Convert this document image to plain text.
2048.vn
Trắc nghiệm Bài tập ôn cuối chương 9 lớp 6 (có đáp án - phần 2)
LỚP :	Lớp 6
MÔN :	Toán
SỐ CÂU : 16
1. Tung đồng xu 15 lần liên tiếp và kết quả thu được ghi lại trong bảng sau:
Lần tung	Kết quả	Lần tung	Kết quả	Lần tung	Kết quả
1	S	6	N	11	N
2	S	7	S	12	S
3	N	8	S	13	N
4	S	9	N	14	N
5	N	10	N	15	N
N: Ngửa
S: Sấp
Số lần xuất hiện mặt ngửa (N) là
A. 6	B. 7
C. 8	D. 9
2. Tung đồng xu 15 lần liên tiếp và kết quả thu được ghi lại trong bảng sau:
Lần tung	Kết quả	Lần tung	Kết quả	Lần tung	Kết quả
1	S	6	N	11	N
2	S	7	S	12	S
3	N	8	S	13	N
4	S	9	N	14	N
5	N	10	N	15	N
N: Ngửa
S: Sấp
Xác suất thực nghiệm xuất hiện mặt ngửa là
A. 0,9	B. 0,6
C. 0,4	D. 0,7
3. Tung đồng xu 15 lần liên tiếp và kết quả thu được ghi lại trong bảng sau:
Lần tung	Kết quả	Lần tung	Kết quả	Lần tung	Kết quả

※ ※ ※

Repeat the entries shown above, every one, word for word.

◆ Reply to the exercise:
Convert this document image to plain text.
2048.vn
Trắc nghiệm Bài tập ôn cuối chương 9 lớp 6 (có đáp án - phần 2)
LỚP :	Lớp 6
MÔN :	Toán
SỐ CÂU : 16
1. Tung đồng xu 15 lần liên tiếp và kết quả thu được ghi lại trong bảng sau:
Lần tung	Kết quả	Lần tung	Kết quả	Lần tung	Kết quả
1	S	6	N	11	N
2	S	7	S	12	S
3	N	8	S	13	N
4	S	9	N	14	N
5	N	10	N	15	N
N: Ngửa
S: Sấp
Số lần xuất hiện mặt ngửa (N) là
A. 6	B. 7
C. 8	D. 9
2. Tung đồng xu 15 lần liên tiếp và kết quả thu được ghi lại trong bảng sau:
Lần tung	Kết quả	Lần tung	Kết quả	Lần tung	Kết quả
1	S	6	N	11	N
2	S	7	S	12	S
3	N	8	S	13	N
4	S	9	N	14	N
5	N	10	N	15	N
N: Ngửa
S: Sấp
Xác suất thực nghiệm xuất hiện mặt ngửa là
A. 0,9	B. 0,6
C. 0,4	D. 0,7
3. Tung đồng xu 15 lần liên tiếp và kết quả thu được ghi lại trong bảng sau:
Lần tung	Kết quả	Lần tung	Kết quả	Lần tung	Kết quả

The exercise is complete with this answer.